* begin The data *

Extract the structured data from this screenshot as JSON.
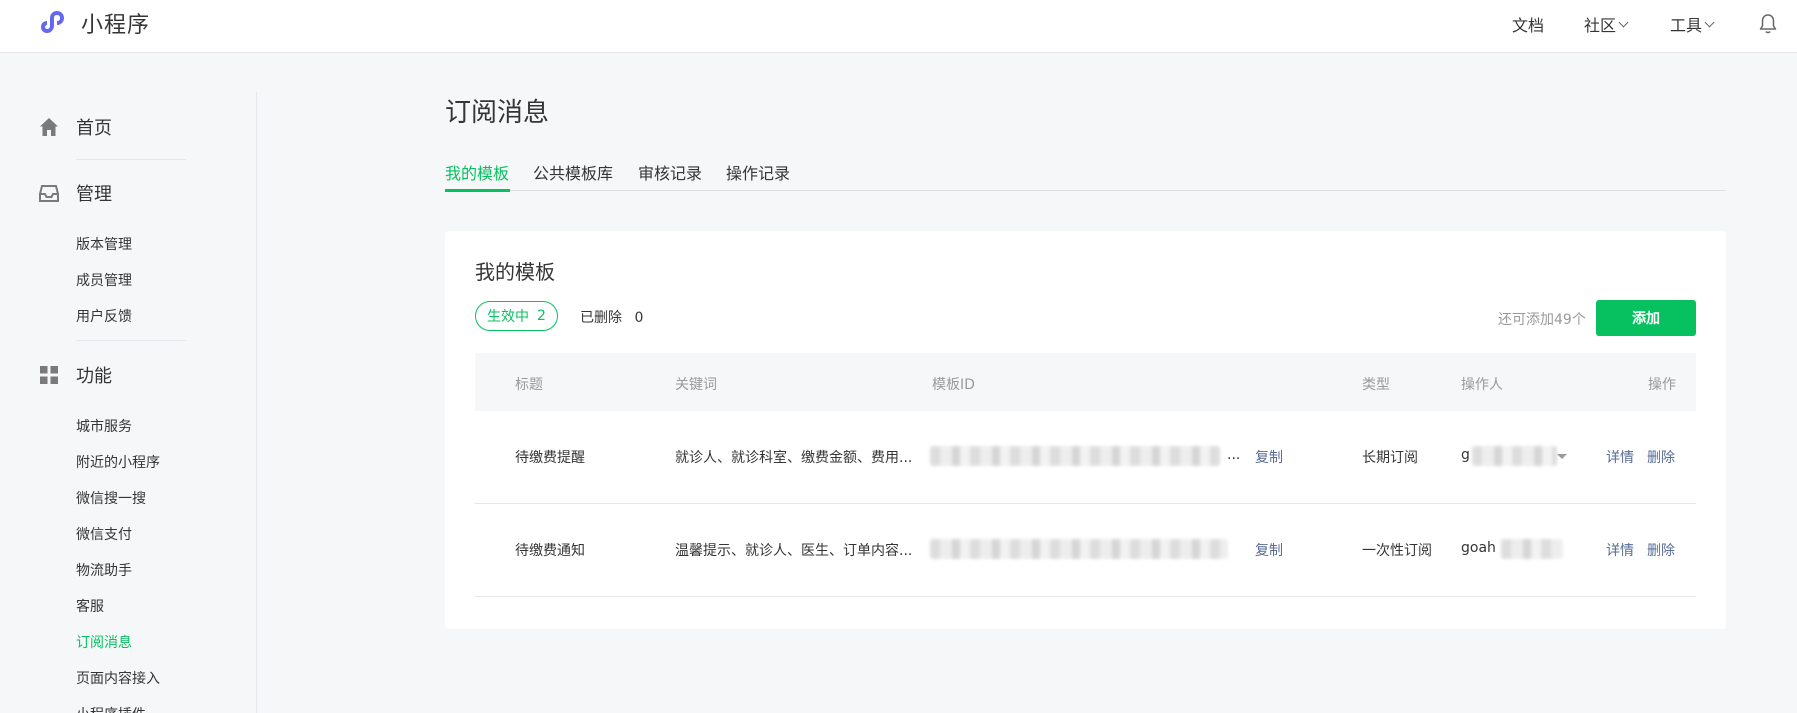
{
  "header": {
    "app_name": "小程序",
    "nav": [
      {
        "label": "文档"
      },
      {
        "label": "社区"
      },
      {
        "label": "工具"
      }
    ]
  },
  "sidebar": {
    "home": "首页",
    "manage": {
      "label": "管理",
      "items": [
        "版本管理",
        "成员管理",
        "用户反馈"
      ]
    },
    "features": {
      "label": "功能",
      "items": [
        "城市服务",
        "附近的小程序",
        "微信搜一搜",
        "微信支付",
        "物流助手",
        "客服",
        "订阅消息",
        "页面内容接入",
        "小程序插件"
      ]
    }
  },
  "main": {
    "title": "订阅消息",
    "tabs": [
      "我的模板",
      "公共模板库",
      "审核记录",
      "操作记录"
    ],
    "card": {
      "title": "我的模板",
      "active_label": "生效中",
      "active_count": "2",
      "deleted_label": "已删除",
      "deleted_count": "0",
      "remaining": "还可添加49个",
      "add_label": "添加",
      "columns": [
        "标题",
        "关键词",
        "模板ID",
        "类型",
        "操作人",
        "操作"
      ],
      "rows": [
        {
          "title": "待缴费提醒",
          "keywords": "就诊人、就诊科室、缴费金额、费用...",
          "template_id": "...",
          "copy": "复制",
          "type": "长期订阅",
          "operator": "g",
          "detail": "详情",
          "delete": "删除"
        },
        {
          "title": "待缴费通知",
          "keywords": "温馨提示、就诊人、医生、订单内容...",
          "template_id": "",
          "copy": "复制",
          "type": "一次性订阅",
          "operator": "goah",
          "detail": "详情",
          "delete": "删除"
        }
      ]
    }
  },
  "colors": {
    "brand_green": "#07c160",
    "link_blue": "#576b95",
    "logo_purple": "#6467f0"
  },
  "icons": [
    "mini-program-logo-icon",
    "chevron-down-icon",
    "bell-icon",
    "home-icon",
    "inbox-icon",
    "grid-icon",
    "caret-down-icon"
  ]
}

* end The data *

## Your task:
Using the material above, work out how many lines contain the string "keywords". Give that number alone.

## Solution to this problem:
2